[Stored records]
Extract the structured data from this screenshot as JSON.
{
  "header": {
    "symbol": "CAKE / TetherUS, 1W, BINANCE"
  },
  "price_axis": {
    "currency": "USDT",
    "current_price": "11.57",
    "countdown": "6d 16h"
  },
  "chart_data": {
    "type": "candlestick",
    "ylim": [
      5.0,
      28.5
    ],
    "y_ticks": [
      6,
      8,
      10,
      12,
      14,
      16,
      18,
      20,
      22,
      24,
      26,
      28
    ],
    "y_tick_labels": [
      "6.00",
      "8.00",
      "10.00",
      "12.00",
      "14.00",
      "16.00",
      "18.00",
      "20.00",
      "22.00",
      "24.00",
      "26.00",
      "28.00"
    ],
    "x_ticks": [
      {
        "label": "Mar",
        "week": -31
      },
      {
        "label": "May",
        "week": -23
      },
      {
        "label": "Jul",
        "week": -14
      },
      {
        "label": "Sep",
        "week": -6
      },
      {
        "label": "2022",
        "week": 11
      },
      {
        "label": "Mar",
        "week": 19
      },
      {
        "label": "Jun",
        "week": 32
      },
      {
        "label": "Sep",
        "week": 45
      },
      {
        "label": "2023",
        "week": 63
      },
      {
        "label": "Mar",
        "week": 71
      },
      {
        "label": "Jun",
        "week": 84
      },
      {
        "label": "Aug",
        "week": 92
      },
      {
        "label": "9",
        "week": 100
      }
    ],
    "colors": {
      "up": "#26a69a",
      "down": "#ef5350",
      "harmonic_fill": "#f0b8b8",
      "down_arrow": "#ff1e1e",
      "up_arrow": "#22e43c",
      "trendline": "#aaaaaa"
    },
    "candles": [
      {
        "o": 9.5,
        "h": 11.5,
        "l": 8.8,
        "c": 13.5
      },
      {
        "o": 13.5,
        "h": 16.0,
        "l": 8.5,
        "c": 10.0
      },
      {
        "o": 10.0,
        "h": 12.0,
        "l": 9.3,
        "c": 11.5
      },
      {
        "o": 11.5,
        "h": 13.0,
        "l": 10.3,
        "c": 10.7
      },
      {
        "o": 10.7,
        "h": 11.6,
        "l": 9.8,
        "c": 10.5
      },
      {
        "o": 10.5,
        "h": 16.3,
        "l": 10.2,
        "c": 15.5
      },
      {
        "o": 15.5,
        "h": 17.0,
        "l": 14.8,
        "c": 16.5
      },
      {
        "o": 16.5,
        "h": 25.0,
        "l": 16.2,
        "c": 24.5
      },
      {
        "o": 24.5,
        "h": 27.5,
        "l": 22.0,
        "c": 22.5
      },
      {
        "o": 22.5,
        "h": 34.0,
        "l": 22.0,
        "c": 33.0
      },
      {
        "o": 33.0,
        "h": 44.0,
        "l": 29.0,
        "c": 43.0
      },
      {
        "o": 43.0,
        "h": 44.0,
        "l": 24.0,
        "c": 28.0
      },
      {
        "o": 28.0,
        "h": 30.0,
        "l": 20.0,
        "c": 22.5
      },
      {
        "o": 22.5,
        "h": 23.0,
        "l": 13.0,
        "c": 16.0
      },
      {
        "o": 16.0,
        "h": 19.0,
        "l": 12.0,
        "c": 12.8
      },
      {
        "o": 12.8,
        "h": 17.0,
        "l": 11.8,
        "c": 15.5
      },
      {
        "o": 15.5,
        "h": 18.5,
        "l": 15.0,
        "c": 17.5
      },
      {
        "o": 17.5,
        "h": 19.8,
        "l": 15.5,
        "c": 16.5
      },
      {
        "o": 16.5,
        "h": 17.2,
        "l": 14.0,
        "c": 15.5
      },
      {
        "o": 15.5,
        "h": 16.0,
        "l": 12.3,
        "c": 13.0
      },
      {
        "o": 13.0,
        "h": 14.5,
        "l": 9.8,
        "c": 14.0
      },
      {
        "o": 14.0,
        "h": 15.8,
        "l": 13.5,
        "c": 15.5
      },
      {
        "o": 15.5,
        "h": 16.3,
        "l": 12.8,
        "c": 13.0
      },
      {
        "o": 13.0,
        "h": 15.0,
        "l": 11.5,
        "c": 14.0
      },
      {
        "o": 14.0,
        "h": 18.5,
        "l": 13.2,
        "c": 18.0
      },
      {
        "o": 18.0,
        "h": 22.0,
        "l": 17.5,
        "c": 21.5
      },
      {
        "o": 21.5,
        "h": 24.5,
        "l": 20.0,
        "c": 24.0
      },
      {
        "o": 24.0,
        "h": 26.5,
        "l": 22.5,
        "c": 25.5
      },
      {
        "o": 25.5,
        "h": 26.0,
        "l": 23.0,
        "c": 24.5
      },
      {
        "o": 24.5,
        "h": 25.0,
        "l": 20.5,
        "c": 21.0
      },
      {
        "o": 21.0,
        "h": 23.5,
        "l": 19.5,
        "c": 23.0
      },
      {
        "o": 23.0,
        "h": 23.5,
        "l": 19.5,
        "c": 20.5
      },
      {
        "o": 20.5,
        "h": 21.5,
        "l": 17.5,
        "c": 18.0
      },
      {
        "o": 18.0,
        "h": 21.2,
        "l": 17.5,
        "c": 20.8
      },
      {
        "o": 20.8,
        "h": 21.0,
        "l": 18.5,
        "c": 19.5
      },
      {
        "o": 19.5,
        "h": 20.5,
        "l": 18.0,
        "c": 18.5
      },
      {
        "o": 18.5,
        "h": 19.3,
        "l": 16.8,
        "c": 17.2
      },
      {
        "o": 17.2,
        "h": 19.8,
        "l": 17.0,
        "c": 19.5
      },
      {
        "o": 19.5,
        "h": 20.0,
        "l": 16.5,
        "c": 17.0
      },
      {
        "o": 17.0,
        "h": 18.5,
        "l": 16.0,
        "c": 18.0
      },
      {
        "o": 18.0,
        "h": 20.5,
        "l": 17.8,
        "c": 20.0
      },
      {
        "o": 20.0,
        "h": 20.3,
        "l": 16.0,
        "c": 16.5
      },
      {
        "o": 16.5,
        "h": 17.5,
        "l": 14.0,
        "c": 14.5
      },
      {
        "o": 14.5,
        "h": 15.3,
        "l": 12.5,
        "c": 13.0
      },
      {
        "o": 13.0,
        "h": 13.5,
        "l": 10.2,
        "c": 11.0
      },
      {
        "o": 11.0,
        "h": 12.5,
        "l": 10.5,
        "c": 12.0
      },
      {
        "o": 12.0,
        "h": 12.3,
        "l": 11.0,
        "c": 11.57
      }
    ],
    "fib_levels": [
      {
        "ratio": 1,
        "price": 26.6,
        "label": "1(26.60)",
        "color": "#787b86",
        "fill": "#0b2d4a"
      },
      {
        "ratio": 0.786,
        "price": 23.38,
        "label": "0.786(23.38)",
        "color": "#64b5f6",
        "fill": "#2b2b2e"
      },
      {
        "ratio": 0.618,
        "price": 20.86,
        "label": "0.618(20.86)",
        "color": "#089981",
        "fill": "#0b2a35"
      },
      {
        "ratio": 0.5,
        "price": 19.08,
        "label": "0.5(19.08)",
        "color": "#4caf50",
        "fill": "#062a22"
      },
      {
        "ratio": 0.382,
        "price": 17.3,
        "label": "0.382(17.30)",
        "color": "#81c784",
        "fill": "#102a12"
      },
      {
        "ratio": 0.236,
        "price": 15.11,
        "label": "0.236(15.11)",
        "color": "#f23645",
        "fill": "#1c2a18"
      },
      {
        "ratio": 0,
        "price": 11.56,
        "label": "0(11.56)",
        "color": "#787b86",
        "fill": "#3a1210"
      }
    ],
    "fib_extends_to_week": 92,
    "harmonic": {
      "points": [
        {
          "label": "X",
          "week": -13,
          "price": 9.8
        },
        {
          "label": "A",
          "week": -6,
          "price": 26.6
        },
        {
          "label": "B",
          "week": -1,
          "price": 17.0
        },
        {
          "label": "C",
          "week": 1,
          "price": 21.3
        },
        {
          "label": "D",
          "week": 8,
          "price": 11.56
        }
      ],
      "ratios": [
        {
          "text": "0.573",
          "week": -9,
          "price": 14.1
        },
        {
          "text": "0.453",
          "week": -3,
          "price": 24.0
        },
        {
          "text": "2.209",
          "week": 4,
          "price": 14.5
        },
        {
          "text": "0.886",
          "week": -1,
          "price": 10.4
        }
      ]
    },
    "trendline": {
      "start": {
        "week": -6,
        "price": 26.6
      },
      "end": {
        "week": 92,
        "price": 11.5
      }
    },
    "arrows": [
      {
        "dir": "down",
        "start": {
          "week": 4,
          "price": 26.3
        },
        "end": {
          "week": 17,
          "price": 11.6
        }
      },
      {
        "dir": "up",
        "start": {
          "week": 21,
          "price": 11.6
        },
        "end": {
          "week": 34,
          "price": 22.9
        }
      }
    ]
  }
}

--

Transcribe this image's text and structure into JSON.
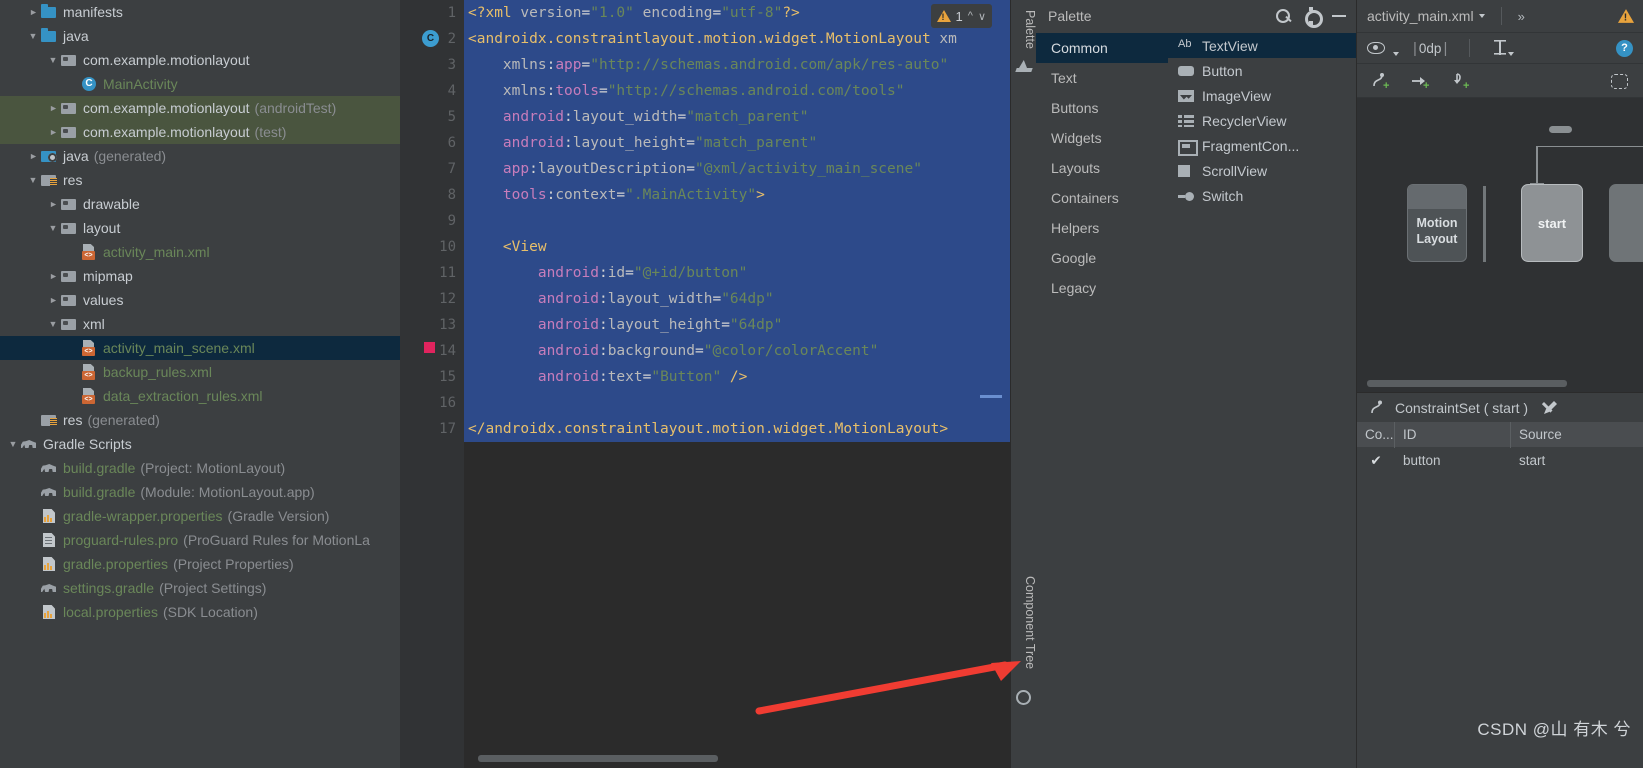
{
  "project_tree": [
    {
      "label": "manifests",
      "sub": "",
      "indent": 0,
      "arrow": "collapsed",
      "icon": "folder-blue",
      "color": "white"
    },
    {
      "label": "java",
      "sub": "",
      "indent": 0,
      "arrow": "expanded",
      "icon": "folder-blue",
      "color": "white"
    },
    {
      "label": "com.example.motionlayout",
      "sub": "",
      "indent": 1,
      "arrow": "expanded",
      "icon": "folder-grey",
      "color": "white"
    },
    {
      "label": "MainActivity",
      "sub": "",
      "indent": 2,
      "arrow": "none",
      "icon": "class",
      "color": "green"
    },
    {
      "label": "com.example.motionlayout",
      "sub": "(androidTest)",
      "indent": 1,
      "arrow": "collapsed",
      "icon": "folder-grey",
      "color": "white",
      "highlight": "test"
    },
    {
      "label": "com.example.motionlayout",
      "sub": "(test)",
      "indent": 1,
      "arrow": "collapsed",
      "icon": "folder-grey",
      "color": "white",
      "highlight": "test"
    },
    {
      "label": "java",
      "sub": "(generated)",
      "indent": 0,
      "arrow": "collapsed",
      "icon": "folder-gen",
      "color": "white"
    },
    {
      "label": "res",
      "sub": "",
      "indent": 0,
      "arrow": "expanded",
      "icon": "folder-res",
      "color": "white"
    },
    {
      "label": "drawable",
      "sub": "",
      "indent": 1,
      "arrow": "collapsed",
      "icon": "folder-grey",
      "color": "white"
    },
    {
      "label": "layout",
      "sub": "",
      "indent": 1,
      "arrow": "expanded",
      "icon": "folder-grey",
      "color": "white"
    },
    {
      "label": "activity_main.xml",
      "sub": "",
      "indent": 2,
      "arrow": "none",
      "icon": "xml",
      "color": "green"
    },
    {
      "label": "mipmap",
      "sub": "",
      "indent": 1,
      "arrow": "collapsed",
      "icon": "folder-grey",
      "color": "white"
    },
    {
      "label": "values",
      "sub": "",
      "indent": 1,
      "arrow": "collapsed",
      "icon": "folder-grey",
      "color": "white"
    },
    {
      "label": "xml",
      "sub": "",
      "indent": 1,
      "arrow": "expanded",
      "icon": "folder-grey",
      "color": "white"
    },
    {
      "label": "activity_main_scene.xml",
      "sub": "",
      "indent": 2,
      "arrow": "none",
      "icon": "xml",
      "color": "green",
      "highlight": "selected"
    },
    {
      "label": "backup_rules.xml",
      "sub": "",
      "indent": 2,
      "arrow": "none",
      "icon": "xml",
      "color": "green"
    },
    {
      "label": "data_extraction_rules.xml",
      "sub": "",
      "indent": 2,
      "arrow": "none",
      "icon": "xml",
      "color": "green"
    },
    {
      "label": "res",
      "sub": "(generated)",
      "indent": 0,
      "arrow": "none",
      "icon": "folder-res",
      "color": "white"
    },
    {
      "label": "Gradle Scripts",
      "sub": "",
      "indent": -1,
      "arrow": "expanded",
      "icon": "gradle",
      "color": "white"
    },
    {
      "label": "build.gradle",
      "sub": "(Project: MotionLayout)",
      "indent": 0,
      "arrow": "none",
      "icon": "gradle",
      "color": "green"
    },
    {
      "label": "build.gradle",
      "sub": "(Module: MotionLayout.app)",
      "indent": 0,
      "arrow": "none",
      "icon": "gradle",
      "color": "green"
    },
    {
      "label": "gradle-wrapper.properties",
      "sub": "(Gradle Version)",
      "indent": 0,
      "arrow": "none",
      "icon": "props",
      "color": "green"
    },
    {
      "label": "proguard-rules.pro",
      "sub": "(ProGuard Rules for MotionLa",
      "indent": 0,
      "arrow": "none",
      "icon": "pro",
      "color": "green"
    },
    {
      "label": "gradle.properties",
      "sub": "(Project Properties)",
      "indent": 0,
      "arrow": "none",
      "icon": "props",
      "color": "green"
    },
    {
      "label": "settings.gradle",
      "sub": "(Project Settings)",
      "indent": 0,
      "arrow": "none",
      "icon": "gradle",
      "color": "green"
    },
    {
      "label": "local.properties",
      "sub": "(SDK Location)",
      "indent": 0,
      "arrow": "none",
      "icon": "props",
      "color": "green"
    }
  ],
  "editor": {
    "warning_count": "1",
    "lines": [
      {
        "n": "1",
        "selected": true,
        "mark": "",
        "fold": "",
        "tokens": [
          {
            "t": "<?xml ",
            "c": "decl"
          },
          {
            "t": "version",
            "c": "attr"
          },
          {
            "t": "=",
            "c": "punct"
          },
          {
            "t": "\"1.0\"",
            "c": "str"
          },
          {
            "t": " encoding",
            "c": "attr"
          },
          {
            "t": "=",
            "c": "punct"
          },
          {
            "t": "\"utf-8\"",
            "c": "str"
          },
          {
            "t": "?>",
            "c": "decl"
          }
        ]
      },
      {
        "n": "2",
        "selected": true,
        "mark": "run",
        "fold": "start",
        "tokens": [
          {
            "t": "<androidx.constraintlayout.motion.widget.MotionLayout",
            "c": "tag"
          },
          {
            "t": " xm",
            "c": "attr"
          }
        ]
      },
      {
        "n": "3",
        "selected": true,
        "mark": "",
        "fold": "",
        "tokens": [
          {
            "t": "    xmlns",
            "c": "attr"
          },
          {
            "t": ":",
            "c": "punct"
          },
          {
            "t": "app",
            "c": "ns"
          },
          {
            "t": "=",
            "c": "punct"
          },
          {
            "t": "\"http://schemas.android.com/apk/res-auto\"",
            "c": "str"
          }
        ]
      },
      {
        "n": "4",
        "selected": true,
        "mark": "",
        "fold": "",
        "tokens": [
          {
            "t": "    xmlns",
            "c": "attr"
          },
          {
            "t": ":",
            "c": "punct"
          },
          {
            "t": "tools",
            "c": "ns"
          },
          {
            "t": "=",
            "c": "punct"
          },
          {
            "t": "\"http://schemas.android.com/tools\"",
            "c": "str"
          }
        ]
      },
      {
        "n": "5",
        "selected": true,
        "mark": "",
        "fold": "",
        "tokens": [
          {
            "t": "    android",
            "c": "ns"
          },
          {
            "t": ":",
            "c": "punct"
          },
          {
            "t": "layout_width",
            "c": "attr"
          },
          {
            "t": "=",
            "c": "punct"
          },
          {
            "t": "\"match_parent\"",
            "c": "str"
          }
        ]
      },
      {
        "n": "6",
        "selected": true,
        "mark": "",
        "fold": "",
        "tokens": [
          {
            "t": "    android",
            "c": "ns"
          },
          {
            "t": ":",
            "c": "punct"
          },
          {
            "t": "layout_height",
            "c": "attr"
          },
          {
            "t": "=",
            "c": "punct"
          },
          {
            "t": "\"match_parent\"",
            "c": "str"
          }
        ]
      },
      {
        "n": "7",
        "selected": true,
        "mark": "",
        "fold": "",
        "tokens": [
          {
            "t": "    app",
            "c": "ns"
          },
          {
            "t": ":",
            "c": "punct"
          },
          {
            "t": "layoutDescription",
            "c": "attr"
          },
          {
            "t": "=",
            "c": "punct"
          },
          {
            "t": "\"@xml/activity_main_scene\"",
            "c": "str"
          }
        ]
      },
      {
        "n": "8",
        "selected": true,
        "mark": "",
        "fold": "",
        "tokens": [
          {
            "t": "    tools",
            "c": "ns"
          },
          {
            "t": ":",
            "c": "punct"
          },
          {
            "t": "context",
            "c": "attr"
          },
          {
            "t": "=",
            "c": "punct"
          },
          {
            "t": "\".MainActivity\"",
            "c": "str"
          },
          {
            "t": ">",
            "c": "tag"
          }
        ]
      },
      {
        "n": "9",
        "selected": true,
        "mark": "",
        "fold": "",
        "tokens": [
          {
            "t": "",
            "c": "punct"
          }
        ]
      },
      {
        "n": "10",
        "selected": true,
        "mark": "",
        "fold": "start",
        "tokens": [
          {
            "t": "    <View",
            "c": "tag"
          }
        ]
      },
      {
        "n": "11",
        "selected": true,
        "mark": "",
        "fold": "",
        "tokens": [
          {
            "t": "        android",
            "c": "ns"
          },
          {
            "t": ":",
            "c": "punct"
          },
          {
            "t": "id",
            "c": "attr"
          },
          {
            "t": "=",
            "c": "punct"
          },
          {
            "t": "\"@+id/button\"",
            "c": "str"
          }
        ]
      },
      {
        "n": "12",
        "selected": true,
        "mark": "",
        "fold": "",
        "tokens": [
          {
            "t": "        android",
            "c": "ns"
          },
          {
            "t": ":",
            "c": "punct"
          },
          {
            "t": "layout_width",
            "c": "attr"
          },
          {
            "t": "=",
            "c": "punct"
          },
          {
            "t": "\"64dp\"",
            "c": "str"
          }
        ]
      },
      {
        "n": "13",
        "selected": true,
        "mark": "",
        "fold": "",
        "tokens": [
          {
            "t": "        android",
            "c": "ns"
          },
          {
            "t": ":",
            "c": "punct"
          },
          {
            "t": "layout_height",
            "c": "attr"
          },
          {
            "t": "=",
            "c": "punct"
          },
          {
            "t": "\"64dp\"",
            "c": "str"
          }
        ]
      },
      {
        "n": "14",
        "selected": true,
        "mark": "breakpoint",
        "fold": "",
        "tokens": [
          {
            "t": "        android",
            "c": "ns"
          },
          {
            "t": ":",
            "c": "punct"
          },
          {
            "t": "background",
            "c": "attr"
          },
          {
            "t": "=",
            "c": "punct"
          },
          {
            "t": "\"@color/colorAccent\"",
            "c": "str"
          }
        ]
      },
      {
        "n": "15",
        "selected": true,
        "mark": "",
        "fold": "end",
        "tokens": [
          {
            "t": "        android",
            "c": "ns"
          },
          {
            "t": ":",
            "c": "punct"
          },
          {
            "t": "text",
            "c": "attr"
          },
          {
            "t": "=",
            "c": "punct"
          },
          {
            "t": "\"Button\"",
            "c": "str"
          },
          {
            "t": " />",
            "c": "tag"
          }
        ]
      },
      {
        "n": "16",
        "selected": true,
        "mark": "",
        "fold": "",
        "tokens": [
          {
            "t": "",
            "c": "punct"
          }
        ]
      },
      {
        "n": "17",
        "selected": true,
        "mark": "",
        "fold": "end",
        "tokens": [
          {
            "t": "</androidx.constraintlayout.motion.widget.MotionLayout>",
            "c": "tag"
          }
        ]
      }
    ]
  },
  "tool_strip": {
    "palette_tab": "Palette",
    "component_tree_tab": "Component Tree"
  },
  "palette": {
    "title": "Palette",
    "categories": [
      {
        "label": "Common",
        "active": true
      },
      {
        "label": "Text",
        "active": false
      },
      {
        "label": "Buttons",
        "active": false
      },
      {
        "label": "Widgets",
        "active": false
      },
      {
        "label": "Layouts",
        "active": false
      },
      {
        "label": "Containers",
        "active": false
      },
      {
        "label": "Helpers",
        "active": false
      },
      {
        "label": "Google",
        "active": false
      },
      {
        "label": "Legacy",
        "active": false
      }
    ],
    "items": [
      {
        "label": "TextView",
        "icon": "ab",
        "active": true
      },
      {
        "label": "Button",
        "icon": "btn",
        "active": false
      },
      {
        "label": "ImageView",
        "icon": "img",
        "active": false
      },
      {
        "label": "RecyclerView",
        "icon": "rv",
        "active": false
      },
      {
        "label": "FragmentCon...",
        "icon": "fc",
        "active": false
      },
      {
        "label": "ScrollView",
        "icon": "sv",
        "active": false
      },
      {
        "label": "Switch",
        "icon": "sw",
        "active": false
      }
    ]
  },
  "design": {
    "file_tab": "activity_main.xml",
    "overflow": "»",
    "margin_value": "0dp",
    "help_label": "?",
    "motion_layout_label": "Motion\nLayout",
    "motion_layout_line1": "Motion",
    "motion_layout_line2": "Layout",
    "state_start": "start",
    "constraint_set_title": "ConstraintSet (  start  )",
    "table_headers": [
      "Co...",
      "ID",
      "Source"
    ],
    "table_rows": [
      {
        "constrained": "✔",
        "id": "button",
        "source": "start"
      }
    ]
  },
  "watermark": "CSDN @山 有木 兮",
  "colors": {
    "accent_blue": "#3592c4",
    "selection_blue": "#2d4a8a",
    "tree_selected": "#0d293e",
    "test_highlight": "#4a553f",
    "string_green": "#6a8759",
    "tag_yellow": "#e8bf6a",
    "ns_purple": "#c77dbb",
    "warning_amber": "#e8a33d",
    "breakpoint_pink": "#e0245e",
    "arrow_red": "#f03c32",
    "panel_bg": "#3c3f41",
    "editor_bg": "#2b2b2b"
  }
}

- _Set exercise_
Extract all lines containing the word "schemas".

- _Finished answer_
            "t": "\"http://schemas.android.com/apk/res-auto\"",
            "t": "\"http://schemas.android.com/tools\"",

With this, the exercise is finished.